** Begin Available data **
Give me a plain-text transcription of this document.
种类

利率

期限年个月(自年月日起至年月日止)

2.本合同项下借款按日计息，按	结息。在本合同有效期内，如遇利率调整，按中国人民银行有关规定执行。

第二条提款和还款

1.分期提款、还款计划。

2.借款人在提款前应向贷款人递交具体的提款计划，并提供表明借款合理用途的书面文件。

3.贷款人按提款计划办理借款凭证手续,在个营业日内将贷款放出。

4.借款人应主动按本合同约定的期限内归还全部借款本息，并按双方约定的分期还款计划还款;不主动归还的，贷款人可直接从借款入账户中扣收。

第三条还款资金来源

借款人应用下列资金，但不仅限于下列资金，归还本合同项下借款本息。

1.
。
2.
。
** End Available data **
What the exercise asks: Copy out the material above in its entirety. Every detail must match.

Answer below:
Give me a plain-text transcription of this document.
种类

利率

期限年个月(自年月日起至年月日止)

2.本合同项下借款按日计息，按	结息。在本合同有效期内，如遇利率调整，按中国人民银行有关规定执行。

第二条提款和还款

1.分期提款、还款计划。

2.借款人在提款前应向贷款人递交具体的提款计划，并提供表明借款合理用途的书面文件。

3.贷款人按提款计划办理借款凭证手续,在个营业日内将贷款放出。

4.借款人应主动按本合同约定的期限内归还全部借款本息，并按双方约定的分期还款计划还款;不主动归还的，贷款人可直接从借款入账户中扣收。

第三条还款资金来源

借款人应用下列资金，但不仅限于下列资金，归还本合同项下借款本息。

1.
。
2.
。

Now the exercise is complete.